* **Your instructions**: Reproduce the listing below without changes, except that pictures are left out.
──────── Data for this task ────────
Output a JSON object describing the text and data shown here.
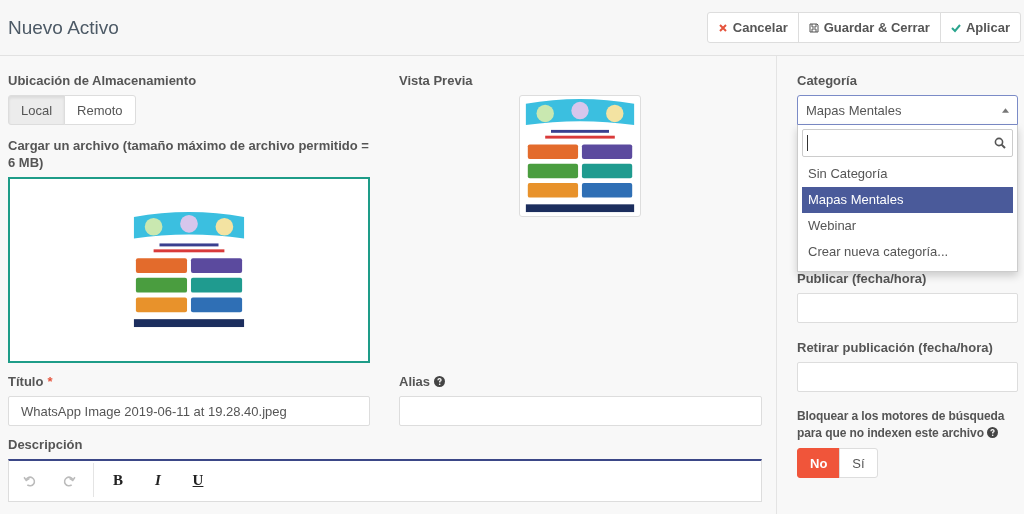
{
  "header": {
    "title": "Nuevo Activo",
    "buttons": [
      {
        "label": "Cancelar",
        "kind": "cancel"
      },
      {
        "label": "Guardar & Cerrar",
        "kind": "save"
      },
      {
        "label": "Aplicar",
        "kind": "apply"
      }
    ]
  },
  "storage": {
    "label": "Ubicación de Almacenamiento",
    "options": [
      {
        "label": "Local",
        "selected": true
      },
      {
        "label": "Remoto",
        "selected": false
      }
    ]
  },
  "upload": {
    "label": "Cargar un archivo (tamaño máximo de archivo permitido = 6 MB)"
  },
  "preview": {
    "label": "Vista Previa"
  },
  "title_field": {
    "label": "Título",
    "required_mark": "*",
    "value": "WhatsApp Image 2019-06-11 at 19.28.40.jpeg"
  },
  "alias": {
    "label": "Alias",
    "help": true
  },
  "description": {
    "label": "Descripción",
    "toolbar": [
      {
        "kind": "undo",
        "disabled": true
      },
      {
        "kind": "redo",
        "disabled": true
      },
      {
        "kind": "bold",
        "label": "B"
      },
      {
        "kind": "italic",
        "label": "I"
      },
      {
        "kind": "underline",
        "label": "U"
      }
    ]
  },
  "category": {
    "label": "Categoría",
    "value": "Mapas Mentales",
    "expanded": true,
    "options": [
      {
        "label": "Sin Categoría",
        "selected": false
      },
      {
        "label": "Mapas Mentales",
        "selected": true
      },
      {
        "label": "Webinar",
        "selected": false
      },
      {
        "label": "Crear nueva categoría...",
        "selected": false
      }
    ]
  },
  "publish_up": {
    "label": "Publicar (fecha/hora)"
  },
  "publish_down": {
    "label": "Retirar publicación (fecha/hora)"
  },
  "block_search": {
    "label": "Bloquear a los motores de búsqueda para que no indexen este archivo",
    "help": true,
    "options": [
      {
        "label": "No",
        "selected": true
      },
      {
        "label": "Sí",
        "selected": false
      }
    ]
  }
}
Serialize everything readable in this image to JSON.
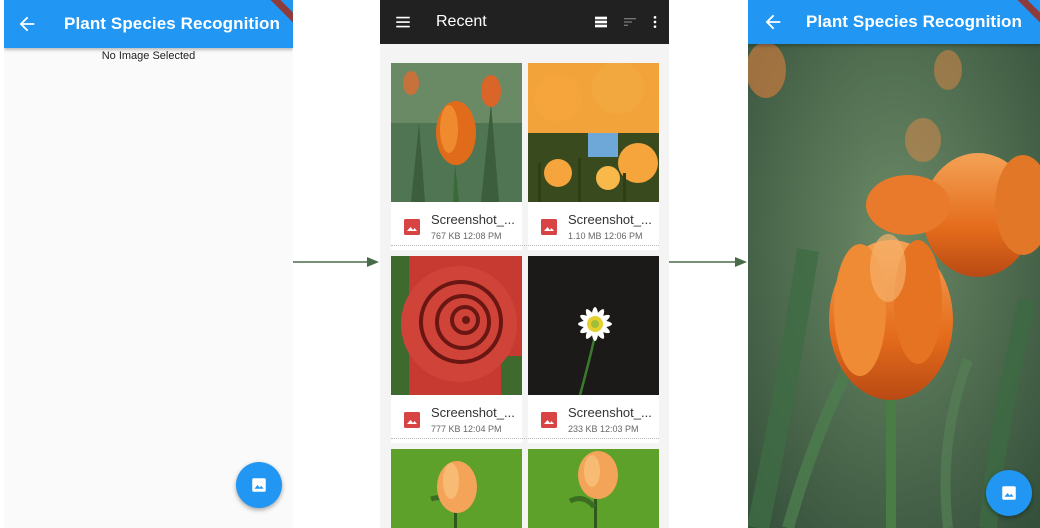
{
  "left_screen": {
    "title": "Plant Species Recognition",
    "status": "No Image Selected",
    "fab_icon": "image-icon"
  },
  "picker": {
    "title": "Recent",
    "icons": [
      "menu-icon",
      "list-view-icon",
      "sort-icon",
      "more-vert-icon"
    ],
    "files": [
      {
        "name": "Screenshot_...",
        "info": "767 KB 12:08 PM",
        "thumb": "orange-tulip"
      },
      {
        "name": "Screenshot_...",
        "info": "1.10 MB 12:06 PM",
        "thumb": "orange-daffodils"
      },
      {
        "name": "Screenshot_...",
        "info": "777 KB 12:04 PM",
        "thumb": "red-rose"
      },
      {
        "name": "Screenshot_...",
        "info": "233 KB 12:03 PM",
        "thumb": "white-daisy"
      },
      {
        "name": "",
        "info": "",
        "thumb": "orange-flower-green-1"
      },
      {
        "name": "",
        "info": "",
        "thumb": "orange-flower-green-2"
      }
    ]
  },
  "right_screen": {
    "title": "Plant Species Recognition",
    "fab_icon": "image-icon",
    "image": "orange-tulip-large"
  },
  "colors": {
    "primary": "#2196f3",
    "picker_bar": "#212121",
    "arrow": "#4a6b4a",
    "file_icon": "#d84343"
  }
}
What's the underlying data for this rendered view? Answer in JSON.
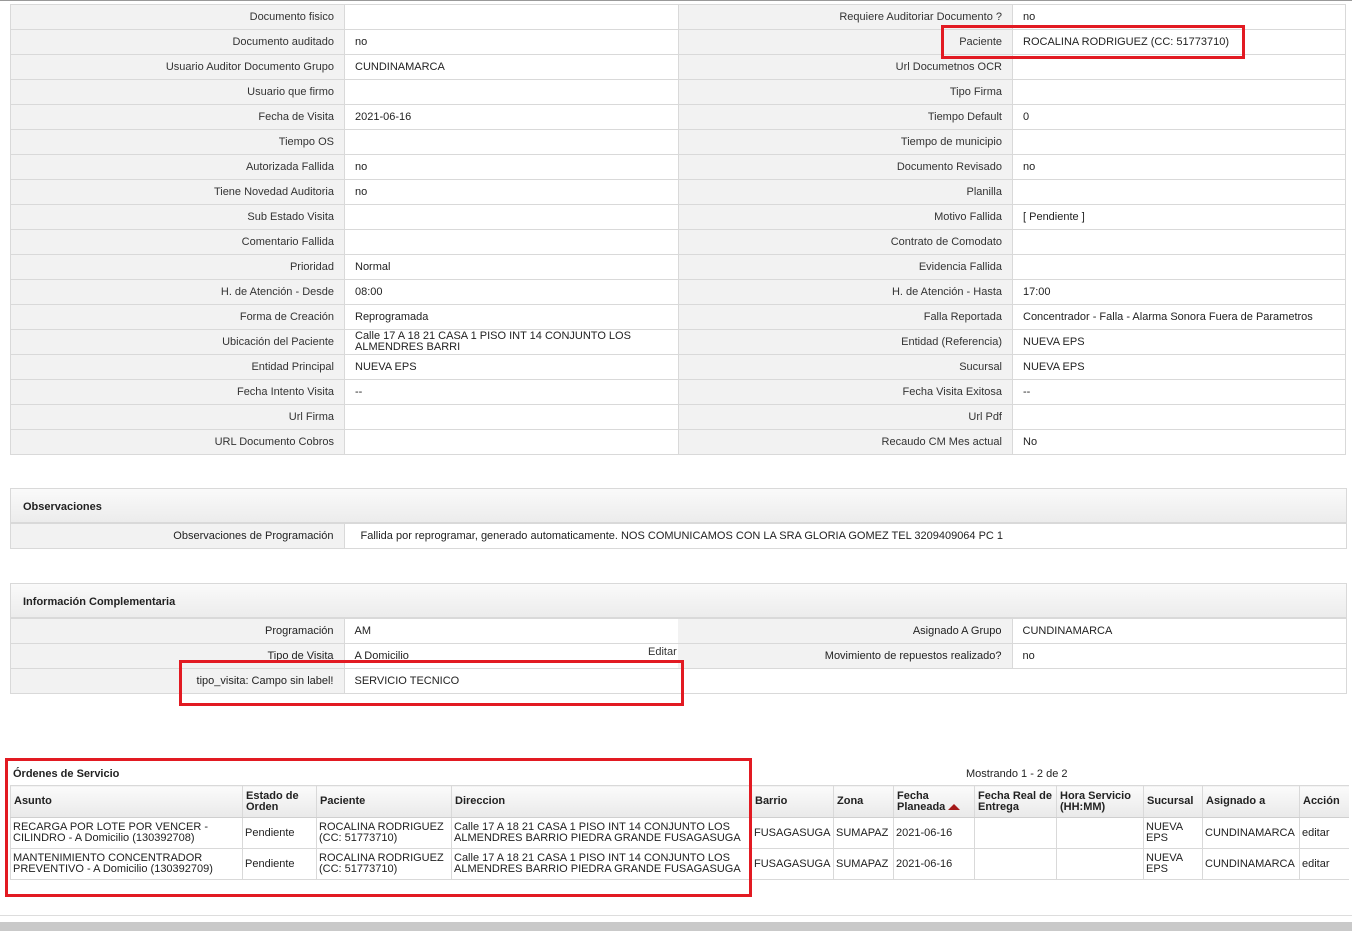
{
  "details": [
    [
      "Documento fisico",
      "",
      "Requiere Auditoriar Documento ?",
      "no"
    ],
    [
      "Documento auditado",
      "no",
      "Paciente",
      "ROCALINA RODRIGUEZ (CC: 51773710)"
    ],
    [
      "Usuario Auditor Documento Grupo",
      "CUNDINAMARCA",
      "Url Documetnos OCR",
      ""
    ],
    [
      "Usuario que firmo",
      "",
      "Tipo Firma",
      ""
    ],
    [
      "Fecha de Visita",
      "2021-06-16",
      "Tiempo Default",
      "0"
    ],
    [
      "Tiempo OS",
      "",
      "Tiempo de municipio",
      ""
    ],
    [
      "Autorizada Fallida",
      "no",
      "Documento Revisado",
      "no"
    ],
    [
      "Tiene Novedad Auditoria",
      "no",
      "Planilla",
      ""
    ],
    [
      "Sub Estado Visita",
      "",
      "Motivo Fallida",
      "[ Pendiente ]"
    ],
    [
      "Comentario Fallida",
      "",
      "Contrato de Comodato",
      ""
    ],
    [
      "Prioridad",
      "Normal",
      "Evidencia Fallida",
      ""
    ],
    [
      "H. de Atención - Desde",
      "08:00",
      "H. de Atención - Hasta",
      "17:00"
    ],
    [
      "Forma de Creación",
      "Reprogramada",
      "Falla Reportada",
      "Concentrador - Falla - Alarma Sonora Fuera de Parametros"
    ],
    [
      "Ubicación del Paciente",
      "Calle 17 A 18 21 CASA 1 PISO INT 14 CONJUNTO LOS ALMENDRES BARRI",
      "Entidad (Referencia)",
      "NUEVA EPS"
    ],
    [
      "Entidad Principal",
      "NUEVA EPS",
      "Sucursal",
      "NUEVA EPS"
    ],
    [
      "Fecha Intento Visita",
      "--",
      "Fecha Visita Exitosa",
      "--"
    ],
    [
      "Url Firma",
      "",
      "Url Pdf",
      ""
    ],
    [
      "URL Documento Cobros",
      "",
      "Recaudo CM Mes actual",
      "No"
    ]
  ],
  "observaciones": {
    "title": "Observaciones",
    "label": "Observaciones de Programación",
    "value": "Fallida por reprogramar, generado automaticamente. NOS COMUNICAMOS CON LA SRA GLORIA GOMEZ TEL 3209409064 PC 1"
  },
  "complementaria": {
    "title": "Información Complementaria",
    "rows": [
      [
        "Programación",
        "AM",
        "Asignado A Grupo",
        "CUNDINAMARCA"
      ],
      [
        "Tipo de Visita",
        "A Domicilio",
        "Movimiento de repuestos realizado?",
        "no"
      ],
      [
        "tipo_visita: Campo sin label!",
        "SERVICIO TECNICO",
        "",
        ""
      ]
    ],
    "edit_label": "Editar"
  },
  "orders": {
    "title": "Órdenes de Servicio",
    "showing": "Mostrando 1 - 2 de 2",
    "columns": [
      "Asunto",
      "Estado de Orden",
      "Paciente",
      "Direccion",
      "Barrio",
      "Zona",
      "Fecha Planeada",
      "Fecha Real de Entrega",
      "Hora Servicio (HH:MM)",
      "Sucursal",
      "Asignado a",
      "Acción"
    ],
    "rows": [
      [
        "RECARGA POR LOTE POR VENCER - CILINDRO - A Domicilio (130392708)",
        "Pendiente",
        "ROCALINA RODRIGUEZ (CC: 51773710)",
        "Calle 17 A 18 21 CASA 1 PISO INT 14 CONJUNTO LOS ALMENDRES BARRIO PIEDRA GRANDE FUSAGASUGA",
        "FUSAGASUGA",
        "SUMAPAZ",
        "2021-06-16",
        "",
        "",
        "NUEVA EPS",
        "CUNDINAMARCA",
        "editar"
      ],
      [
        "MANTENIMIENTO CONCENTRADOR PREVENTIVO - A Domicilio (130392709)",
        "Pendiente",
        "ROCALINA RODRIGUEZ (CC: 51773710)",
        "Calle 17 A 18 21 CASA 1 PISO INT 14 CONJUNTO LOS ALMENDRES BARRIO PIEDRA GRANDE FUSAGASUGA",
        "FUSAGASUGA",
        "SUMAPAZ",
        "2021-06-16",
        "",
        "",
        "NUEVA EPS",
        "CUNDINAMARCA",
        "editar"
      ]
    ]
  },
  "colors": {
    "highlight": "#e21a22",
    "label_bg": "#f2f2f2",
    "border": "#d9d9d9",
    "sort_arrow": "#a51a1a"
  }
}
────────
* **Exercise response**:
Output a JSON object describing the text and data shown here.
{
  "header": {
    "title": "Nuevo Activo",
    "buttons": [
      {
        "label": "Cancelar",
        "kind": "cancel"
      },
      {
        "label": "Guardar & Cerrar",
        "kind": "save"
      },
      {
        "label": "Aplicar",
        "kind": "apply"
      }
    ]
  },
  "storage": {
    "label": "Ubicación de Almacenamiento",
    "options": [
      {
        "label": "Local",
        "selected": true
      },
      {
        "label": "Remoto",
        "selected": false
      }
    ]
  },
  "upload": {
    "label": "Cargar un archivo (tamaño máximo de archivo permitido = 6 MB)"
  },
  "preview": {
    "label": "Vista Previa"
  },
  "title_field": {
    "label": "Título",
    "required_mark": "*",
    "value": "WhatsApp Image 2019-06-11 at 19.28.40.jpeg"
  },
  "alias": {
    "label": "Alias",
    "help": true
  },
  "description": {
    "label": "Descripción",
    "toolbar": [
      {
        "kind": "undo",
        "disabled": true
      },
      {
        "kind": "redo",
        "disabled": true
      },
      {
        "kind": "bold",
        "label": "B"
      },
      {
        "kind": "italic",
        "label": "I"
      },
      {
        "kind": "underline",
        "label": "U"
      }
    ]
  },
  "category": {
    "label": "Categoría",
    "value": "Mapas Mentales",
    "expanded": true,
    "options": [
      {
        "label": "Sin Categoría",
        "selected": false
      },
      {
        "label": "Mapas Mentales",
        "selected": true
      },
      {
        "label": "Webinar",
        "selected": false
      },
      {
        "label": "Crear nueva categoría...",
        "selected": false
      }
    ]
  },
  "publish_up": {
    "label": "Publicar (fecha/hora)"
  },
  "publish_down": {
    "label": "Retirar publicación (fecha/hora)"
  },
  "block_search": {
    "label": "Bloquear a los motores de búsqueda para que no indexen este archivo",
    "help": true,
    "options": [
      {
        "label": "No",
        "selected": true
      },
      {
        "label": "Sí",
        "selected": false
      }
    ]
  }
}
Serialize everything readable in this image to JSON.
{
  "left_screen": {
    "title": "Plant Species Recognition",
    "status": "No Image Selected",
    "fab_icon": "image-icon"
  },
  "picker": {
    "title": "Recent",
    "icons": [
      "menu-icon",
      "list-view-icon",
      "sort-icon",
      "more-vert-icon"
    ],
    "files": [
      {
        "name": "Screenshot_...",
        "info": "767 KB 12:08 PM",
        "thumb": "orange-tulip"
      },
      {
        "name": "Screenshot_...",
        "info": "1.10 MB 12:06 PM",
        "thumb": "orange-daffodils"
      },
      {
        "name": "Screenshot_...",
        "info": "777 KB 12:04 PM",
        "thumb": "red-rose"
      },
      {
        "name": "Screenshot_...",
        "info": "233 KB 12:03 PM",
        "thumb": "white-daisy"
      },
      {
        "name": "",
        "info": "",
        "thumb": "orange-flower-green-1"
      },
      {
        "name": "",
        "info": "",
        "thumb": "orange-flower-green-2"
      }
    ]
  },
  "right_screen": {
    "title": "Plant Species Recognition",
    "fab_icon": "image-icon",
    "image": "orange-tulip-large"
  },
  "colors": {
    "primary": "#2196f3",
    "picker_bar": "#212121",
    "arrow": "#4a6b4a",
    "file_icon": "#d84343"
  }
}
What's the underlying data for this rendered view? Answer in JSON.
{
  "details": [
    [
      "Documento fisico",
      "",
      "Requiere Auditoriar Documento ?",
      "no"
    ],
    [
      "Documento auditado",
      "no",
      "Paciente",
      "ROCALINA RODRIGUEZ (CC: 51773710)"
    ],
    [
      "Usuario Auditor Documento Grupo",
      "CUNDINAMARCA",
      "Url Documetnos OCR",
      ""
    ],
    [
      "Usuario que firmo",
      "",
      "Tipo Firma",
      ""
    ],
    [
      "Fecha de Visita",
      "2021-06-16",
      "Tiempo Default",
      "0"
    ],
    [
      "Tiempo OS",
      "",
      "Tiempo de municipio",
      ""
    ],
    [
      "Autorizada Fallida",
      "no",
      "Documento Revisado",
      "no"
    ],
    [
      "Tiene Novedad Auditoria",
      "no",
      "Planilla",
      ""
    ],
    [
      "Sub Estado Visita",
      "",
      "Motivo Fallida",
      "[ Pendiente ]"
    ],
    [
      "Comentario Fallida",
      "",
      "Contrato de Comodato",
      ""
    ],
    [
      "Prioridad",
      "Normal",
      "Evidencia Fallida",
      ""
    ],
    [
      "H. de Atención - Desde",
      "08:00",
      "H. de Atención - Hasta",
      "17:00"
    ],
    [
      "Forma de Creación",
      "Reprogramada",
      "Falla Reportada",
      "Concentrador - Falla - Alarma Sonora Fuera de Parametros"
    ],
    [
      "Ubicación del Paciente",
      "Calle 17 A 18 21 CASA 1 PISO INT 14 CONJUNTO LOS ALMENDRES BARRI",
      "Entidad (Referencia)",
      "NUEVA EPS"
    ],
    [
      "Entidad Principal",
      "NUEVA EPS",
      "Sucursal",
      "NUEVA EPS"
    ],
    [
      "Fecha Intento Visita",
      "--",
      "Fecha Visita Exitosa",
      "--"
    ],
    [
      "Url Firma",
      "",
      "Url Pdf",
      ""
    ],
    [
      "URL Documento Cobros",
      "",
      "Recaudo CM Mes actual",
      "No"
    ]
  ],
  "observaciones": {
    "title": "Observaciones",
    "label": "Observaciones de Programación",
    "value": "Fallida por reprogramar, generado automaticamente. NOS COMUNICAMOS CON LA SRA GLORIA GOMEZ TEL 3209409064 PC 1"
  },
  "complementaria": {
    "title": "Información Complementaria",
    "rows": [
      [
        "Programación",
        "AM",
        "Asignado A Grupo",
        "CUNDINAMARCA"
      ],
      [
        "Tipo de Visita",
        "A Domicilio",
        "Movimiento de repuestos realizado?",
        "no"
      ],
      [
        "tipo_visita: Campo sin label!",
        "SERVICIO TECNICO",
        "",
        ""
      ]
    ],
    "edit_label": "Editar"
  },
  "orders": {
    "title": "Órdenes de Servicio",
    "showing": "Mostrando 1 - 2 de 2",
    "columns": [
      "Asunto",
      "Estado de Orden",
      "Paciente",
      "Direccion",
      "Barrio",
      "Zona",
      "Fecha Planeada",
      "Fecha Real de Entrega",
      "Hora Servicio (HH:MM)",
      "Sucursal",
      "Asignado a",
      "Acción"
    ],
    "rows": [
      [
        "RECARGA POR LOTE POR VENCER - CILINDRO - A Domicilio (130392708)",
        "Pendiente",
        "ROCALINA RODRIGUEZ (CC: 51773710)",
        "Calle 17 A 18 21 CASA 1 PISO INT 14 CONJUNTO LOS ALMENDRES BARRIO PIEDRA GRANDE FUSAGASUGA",
        "FUSAGASUGA",
        "SUMAPAZ",
        "2021-06-16",
        "",
        "",
        "NUEVA EPS",
        "CUNDINAMARCA",
        "editar"
      ],
      [
        "MANTENIMIENTO CONCENTRADOR PREVENTIVO - A Domicilio (130392709)",
        "Pendiente",
        "ROCALINA RODRIGUEZ (CC: 51773710)",
        "Calle 17 A 18 21 CASA 1 PISO INT 14 CONJUNTO LOS ALMENDRES BARRIO PIEDRA GRANDE FUSAGASUGA",
        "FUSAGASUGA",
        "SUMAPAZ",
        "2021-06-16",
        "",
        "",
        "NUEVA EPS",
        "CUNDINAMARCA",
        "editar"
      ]
    ]
  },
  "colors": {
    "highlight": "#e21a22",
    "label_bg": "#f2f2f2",
    "border": "#d9d9d9",
    "sort_arrow": "#a51a1a"
  }
}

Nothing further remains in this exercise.